Directions: Look for the word "screenshot" in the entries below, then copy every line that has it.

Input material:

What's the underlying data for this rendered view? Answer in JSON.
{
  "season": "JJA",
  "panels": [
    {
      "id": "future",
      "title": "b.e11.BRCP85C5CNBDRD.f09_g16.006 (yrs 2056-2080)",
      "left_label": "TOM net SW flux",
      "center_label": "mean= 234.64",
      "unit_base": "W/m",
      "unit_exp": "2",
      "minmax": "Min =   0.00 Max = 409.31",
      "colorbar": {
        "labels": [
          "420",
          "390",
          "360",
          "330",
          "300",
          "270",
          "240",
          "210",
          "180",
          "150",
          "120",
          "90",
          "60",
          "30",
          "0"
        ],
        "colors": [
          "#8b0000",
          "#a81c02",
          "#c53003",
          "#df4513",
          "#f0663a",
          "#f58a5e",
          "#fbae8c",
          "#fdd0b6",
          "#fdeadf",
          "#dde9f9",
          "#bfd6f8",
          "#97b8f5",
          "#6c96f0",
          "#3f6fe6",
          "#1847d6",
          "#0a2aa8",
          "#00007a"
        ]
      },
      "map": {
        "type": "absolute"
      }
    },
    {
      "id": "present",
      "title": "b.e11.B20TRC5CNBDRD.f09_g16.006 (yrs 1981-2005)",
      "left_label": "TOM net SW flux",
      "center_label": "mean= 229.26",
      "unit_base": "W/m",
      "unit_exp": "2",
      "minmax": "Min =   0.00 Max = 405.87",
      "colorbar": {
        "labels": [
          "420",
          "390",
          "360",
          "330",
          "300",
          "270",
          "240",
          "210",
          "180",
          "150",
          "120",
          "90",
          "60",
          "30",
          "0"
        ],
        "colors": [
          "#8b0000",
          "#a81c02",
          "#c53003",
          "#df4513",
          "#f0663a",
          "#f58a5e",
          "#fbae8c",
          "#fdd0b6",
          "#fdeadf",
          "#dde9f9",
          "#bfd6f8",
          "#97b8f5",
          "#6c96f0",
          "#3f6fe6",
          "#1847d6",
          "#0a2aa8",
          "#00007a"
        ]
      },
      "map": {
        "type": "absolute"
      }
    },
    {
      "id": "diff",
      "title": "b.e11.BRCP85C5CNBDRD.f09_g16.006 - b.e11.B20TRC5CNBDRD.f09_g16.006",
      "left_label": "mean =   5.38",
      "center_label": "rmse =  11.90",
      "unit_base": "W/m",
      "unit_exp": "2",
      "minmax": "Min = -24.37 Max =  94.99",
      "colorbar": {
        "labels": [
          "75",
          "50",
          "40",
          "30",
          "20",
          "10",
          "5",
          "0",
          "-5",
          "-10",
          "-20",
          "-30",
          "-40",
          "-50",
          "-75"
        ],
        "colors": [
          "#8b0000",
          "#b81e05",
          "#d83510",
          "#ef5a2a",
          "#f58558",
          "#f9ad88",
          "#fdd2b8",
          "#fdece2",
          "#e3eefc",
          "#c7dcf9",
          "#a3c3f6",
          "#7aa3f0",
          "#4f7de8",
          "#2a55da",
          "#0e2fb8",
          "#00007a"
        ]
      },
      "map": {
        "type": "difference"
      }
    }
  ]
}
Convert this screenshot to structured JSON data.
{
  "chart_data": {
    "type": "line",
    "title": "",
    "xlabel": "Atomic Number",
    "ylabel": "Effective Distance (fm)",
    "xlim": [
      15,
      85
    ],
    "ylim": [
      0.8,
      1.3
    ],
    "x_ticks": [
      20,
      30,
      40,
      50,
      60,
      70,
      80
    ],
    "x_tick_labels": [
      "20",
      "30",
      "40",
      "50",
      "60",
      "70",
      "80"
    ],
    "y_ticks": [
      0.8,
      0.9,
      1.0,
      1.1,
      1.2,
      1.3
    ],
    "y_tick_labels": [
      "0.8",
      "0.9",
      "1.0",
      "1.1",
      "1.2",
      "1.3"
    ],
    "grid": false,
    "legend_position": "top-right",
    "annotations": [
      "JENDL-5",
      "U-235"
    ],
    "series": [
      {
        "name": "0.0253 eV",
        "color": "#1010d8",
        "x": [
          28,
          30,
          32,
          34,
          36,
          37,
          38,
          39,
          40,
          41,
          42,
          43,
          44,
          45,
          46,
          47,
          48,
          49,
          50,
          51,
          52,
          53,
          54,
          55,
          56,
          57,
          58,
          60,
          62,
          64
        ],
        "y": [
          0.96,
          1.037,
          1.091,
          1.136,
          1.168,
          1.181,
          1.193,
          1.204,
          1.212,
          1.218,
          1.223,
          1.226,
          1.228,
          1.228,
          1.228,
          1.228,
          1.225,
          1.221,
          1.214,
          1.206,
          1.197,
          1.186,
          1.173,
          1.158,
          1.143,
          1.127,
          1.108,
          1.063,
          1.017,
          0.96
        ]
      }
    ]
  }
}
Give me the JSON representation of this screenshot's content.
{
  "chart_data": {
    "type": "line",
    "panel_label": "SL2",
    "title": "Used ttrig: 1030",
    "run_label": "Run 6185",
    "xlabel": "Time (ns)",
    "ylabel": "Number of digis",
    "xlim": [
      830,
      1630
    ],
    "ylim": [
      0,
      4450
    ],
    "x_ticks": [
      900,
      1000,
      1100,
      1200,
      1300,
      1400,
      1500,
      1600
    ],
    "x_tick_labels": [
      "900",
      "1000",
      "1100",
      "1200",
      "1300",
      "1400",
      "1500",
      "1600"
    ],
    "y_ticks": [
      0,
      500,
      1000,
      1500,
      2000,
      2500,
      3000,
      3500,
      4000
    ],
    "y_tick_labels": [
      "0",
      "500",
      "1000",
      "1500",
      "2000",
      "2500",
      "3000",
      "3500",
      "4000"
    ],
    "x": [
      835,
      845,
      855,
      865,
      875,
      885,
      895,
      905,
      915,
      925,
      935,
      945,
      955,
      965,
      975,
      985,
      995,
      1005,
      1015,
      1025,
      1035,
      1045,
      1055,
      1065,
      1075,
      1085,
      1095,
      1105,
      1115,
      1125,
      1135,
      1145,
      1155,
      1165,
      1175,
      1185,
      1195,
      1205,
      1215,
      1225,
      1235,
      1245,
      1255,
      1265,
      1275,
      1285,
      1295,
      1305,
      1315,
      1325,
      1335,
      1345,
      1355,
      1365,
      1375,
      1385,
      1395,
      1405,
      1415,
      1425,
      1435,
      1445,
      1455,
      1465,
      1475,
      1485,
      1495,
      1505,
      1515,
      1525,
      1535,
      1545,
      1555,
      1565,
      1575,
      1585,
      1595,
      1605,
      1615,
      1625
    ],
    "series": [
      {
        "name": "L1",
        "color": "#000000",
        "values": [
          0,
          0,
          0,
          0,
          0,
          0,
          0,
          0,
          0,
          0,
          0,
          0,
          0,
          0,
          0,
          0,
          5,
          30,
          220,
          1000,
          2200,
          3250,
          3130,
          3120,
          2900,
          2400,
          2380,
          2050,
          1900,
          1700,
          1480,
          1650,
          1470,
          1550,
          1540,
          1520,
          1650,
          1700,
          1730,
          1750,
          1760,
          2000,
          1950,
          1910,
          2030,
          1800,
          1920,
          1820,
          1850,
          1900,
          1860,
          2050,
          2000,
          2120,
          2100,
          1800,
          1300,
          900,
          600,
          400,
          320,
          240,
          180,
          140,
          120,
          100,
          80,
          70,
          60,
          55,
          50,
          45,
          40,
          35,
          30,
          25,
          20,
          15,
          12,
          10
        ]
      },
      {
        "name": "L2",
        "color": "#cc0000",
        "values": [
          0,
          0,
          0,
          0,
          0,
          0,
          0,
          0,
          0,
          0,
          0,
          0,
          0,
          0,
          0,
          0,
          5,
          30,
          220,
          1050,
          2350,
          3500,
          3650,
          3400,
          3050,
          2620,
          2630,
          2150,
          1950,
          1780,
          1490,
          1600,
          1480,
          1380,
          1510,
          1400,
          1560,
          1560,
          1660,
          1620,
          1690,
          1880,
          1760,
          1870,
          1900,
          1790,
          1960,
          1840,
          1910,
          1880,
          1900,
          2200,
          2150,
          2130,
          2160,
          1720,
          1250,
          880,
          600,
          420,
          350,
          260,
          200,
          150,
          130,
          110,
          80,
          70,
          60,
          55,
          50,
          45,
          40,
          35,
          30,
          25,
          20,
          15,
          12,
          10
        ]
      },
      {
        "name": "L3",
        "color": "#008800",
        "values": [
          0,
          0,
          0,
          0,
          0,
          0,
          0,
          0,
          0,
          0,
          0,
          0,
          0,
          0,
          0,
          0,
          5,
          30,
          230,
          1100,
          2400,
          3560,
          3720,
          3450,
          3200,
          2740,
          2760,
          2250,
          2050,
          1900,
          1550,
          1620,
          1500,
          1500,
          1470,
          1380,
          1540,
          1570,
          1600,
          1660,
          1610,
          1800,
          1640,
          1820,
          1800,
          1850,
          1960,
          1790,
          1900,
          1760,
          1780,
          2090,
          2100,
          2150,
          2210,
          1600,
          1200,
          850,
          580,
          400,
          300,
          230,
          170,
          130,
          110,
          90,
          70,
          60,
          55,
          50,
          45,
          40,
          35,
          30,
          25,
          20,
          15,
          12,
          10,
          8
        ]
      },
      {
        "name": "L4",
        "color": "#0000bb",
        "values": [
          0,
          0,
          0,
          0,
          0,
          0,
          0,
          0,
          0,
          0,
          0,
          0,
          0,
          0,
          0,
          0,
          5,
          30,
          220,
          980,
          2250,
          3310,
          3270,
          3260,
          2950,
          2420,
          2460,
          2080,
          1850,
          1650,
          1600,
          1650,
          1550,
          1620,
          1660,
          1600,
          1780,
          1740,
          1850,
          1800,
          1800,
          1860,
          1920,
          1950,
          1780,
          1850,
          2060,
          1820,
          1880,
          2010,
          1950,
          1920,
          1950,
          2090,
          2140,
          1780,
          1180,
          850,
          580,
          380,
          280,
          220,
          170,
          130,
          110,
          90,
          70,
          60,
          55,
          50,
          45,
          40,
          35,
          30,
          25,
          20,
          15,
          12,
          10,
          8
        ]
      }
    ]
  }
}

Full answer:
Convert this screenshot to structured JSON data.
Give me the JSON representation of this screenshot's content.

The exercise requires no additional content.